start

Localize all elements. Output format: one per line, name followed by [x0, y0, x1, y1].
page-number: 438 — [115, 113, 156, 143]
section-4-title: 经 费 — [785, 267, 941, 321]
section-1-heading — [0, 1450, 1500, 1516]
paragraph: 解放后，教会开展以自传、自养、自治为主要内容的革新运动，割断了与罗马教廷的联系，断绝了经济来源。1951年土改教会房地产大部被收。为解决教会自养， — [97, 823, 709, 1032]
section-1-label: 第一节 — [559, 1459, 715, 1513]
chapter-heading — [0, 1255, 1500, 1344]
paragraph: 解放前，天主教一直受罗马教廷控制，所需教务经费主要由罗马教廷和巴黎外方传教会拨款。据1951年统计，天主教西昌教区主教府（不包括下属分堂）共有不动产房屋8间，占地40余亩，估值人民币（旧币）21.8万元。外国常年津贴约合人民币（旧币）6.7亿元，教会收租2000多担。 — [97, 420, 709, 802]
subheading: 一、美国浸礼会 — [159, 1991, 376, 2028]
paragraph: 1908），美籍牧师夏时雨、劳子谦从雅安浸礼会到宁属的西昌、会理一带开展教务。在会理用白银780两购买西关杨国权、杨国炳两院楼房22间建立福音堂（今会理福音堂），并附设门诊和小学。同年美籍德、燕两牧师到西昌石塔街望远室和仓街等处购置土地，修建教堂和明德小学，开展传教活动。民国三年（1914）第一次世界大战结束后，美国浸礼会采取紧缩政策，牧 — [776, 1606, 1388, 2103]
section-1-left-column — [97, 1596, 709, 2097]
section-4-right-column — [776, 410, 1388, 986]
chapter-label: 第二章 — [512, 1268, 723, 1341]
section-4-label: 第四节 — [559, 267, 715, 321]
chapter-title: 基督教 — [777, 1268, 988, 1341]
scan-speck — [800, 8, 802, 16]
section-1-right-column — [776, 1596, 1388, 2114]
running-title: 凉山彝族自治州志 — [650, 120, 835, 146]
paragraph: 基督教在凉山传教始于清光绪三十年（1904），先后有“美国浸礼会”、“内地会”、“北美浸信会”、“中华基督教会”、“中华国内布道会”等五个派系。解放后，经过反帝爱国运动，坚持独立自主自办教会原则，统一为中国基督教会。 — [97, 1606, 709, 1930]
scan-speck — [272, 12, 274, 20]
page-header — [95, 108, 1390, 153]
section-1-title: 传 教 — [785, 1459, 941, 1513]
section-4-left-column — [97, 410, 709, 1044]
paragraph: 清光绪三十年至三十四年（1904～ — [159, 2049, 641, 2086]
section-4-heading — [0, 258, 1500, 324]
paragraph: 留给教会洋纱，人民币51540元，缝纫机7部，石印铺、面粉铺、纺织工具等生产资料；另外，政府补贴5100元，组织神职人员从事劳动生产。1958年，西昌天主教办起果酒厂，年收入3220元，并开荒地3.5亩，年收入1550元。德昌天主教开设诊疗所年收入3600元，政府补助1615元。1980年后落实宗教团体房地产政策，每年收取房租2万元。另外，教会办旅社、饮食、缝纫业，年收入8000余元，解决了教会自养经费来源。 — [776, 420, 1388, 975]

end

▶ [Task to complete]
Reproduce the lines above with each "scan-speck" changed to "dust-mark", keeping everything else the same.

▶ [Written solution]
Localize all elements. Output format: one per line, name followed by [x0, y0, x1, y1].
page-number: 438 — [115, 113, 156, 143]
section-4-title: 经 费 — [785, 267, 941, 321]
section-1-heading — [0, 1450, 1500, 1516]
paragraph: 解放后，教会开展以自传、自养、自治为主要内容的革新运动，割断了与罗马教廷的联系，断绝了经济来源。1951年土改教会房地产大部被收。为解决教会自养， — [97, 823, 709, 1032]
section-1-label: 第一节 — [559, 1459, 715, 1513]
chapter-heading — [0, 1255, 1500, 1344]
paragraph: 解放前，天主教一直受罗马教廷控制，所需教务经费主要由罗马教廷和巴黎外方传教会拨款。据1951年统计，天主教西昌教区主教府（不包括下属分堂）共有不动产房屋8间，占地40余亩，估值人民币（旧币）21.8万元。外国常年津贴约合人民币（旧币）6.7亿元，教会收租2000多担。 — [97, 420, 709, 802]
subheading: 一、美国浸礼会 — [159, 1991, 376, 2028]
paragraph: 1908），美籍牧师夏时雨、劳子谦从雅安浸礼会到宁属的西昌、会理一带开展教务。在会理用白银780两购买西关杨国权、杨国炳两院楼房22间建立福音堂（今会理福音堂），并附设门诊和小学。同年美籍德、燕两牧师到西昌石塔街望远室和仓街等处购置土地，修建教堂和明德小学，开展传教活动。民国三年（1914）第一次世界大战结束后，美国浸礼会采取紧缩政策，牧 — [776, 1606, 1388, 2103]
section-1-left-column — [97, 1596, 709, 2097]
section-4-right-column — [776, 410, 1388, 986]
chapter-label: 第二章 — [512, 1268, 723, 1341]
section-4-label: 第四节 — [559, 267, 715, 321]
chapter-title: 基督教 — [777, 1268, 988, 1341]
dust-mark — [800, 8, 802, 16]
section-1-right-column — [776, 1596, 1388, 2114]
running-title: 凉山彝族自治州志 — [650, 120, 835, 146]
paragraph: 基督教在凉山传教始于清光绪三十年（1904），先后有“美国浸礼会”、“内地会”、“北美浸信会”、“中华基督教会”、“中华国内布道会”等五个派系。解放后，经过反帝爱国运动，坚持独立自主自办教会原则，统一为中国基督教会。 — [97, 1606, 709, 1930]
dust-mark — [272, 12, 274, 20]
page-header — [95, 108, 1390, 153]
section-1-title: 传 教 — [785, 1459, 941, 1513]
section-4-left-column — [97, 410, 709, 1044]
paragraph: 清光绪三十年至三十四年（1904～ — [159, 2049, 641, 2086]
section-4-heading — [0, 258, 1500, 324]
paragraph: 留给教会洋纱，人民币51540元，缝纫机7部，石印铺、面粉铺、纺织工具等生产资料；另外，政府补贴5100元，组织神职人员从事劳动生产。1958年，西昌天主教办起果酒厂，年收入3220元，并开荒地3.5亩，年收入1550元。德昌天主教开设诊疗所年收入3600元，政府补助1615元。1980年后落实宗教团体房地产政策，每年收取房租2万元。另外，教会办旅社、饮食、缝纫业，年收入8000余元，解决了教会自养经费来源。 — [776, 420, 1388, 975]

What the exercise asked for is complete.